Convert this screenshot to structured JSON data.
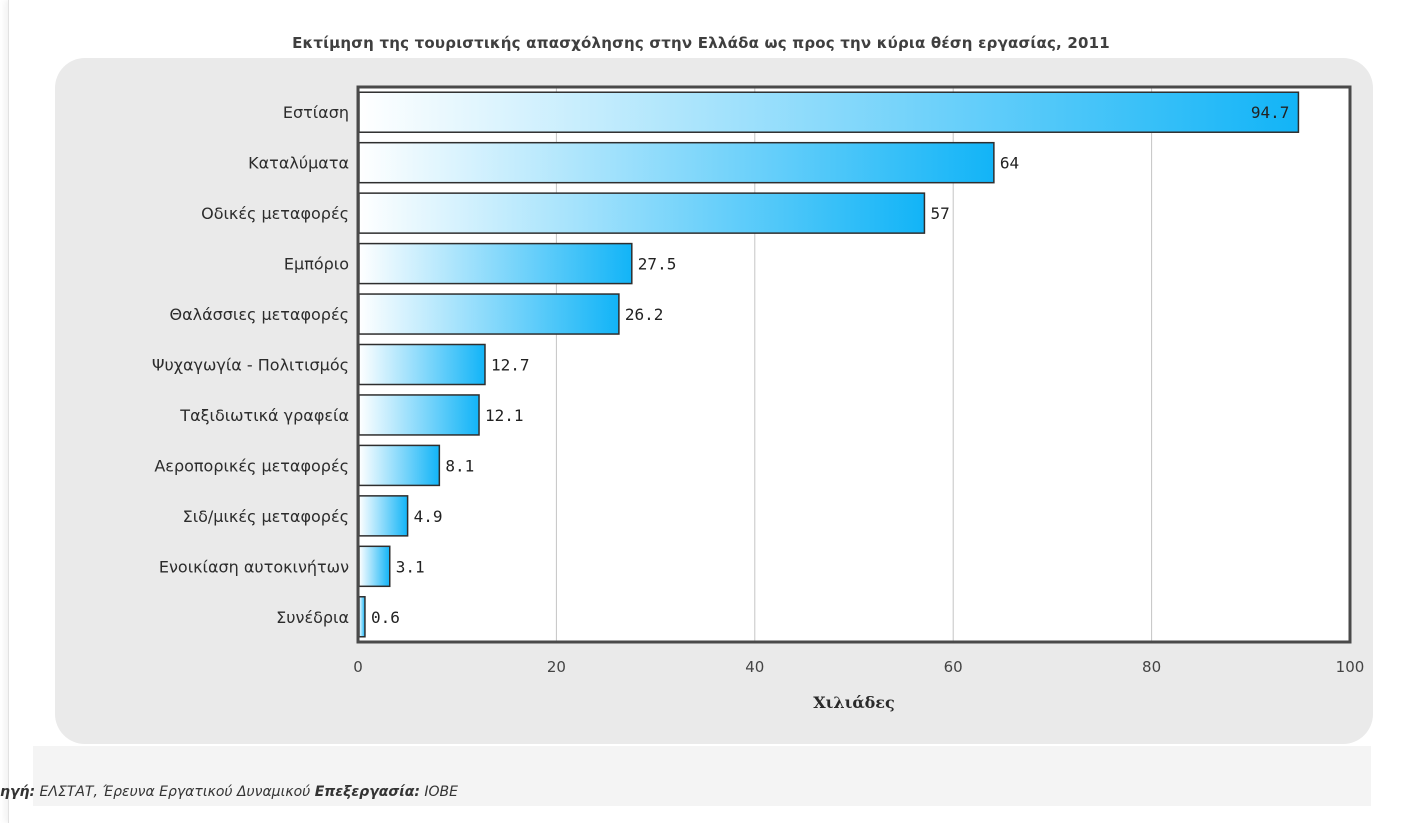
{
  "chart_data": {
    "type": "bar",
    "orientation": "horizontal",
    "title": "Εκτίμηση της τουριστικής απασχόλησης στην Ελλάδα ως προς την κύρια θέση εργασίας, 2011",
    "xlabel": "Χιλιάδες",
    "ylabel": "",
    "xlim": [
      0,
      100
    ],
    "x_ticks": [
      0,
      20,
      40,
      60,
      80,
      100
    ],
    "grid": true,
    "categories": [
      "Εστίαση",
      "Καταλύματα",
      "Οδικές μεταφορές",
      "Εμπόριο",
      "Θαλάσσιες μεταφορές",
      "Ψυχαγωγία - Πολιτισμός",
      "Ταξιδιωτικά γραφεία",
      "Αεροπορικές μεταφορές",
      "Σιδ/μικές μεταφορές",
      "Ενοικίαση αυτοκινήτων",
      "Συνέδρια"
    ],
    "values": [
      94.7,
      64,
      57,
      27.5,
      26.2,
      12.7,
      12.1,
      8.1,
      4.9,
      3.1,
      0.6
    ],
    "data_labels": [
      "94.7",
      "64",
      "57",
      "27.5",
      "26.2",
      "12.7",
      "12.1",
      "8.1",
      "4.9",
      "3.1",
      "0.6"
    ],
    "colors": {
      "bar_start": "#ffffff",
      "bar_end": "#12b4f7",
      "bar_stroke": "#2e2e2e",
      "grid": "#c4c4c4",
      "plot_border": "#4a4a4a",
      "panel": "#eaeaea"
    }
  },
  "footer": {
    "source_label": "ηγή:",
    "source_text": " ΕΛΣΤΑΤ, Έρευνα Εργατικού Δυναμικού ",
    "processing_label": "Επεξεργασία:",
    "processing_text": " ΙΟΒΕ"
  }
}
****
# Exercise brief
Write out each line of the data exactly; the images should be left out.

# Solution
Convert this screenshot to structured JSON data.
{
  "chart_data": {
    "type": "bar",
    "orientation": "horizontal",
    "title": "Εκτίμηση της τουριστικής απασχόλησης στην Ελλάδα ως προς την κύρια θέση εργασίας, 2011",
    "xlabel": "Χιλιάδες",
    "ylabel": "",
    "xlim": [
      0,
      100
    ],
    "x_ticks": [
      0,
      20,
      40,
      60,
      80,
      100
    ],
    "grid": true,
    "categories": [
      "Εστίαση",
      "Καταλύματα",
      "Οδικές μεταφορές",
      "Εμπόριο",
      "Θαλάσσιες μεταφορές",
      "Ψυχαγωγία - Πολιτισμός",
      "Ταξιδιωτικά γραφεία",
      "Αεροπορικές μεταφορές",
      "Σιδ/μικές μεταφορές",
      "Ενοικίαση αυτοκινήτων",
      "Συνέδρια"
    ],
    "values": [
      94.7,
      64,
      57,
      27.5,
      26.2,
      12.7,
      12.1,
      8.1,
      4.9,
      3.1,
      0.6
    ],
    "data_labels": [
      "94.7",
      "64",
      "57",
      "27.5",
      "26.2",
      "12.7",
      "12.1",
      "8.1",
      "4.9",
      "3.1",
      "0.6"
    ],
    "colors": {
      "bar_start": "#ffffff",
      "bar_end": "#12b4f7",
      "bar_stroke": "#2e2e2e",
      "grid": "#c4c4c4",
      "plot_border": "#4a4a4a",
      "panel": "#eaeaea"
    }
  },
  "footer": {
    "source_label": "ηγή:",
    "source_text": " ΕΛΣΤΑΤ, Έρευνα Εργατικού Δυναμικού ",
    "processing_label": "Επεξεργασία:",
    "processing_text": " ΙΟΒΕ"
  }
}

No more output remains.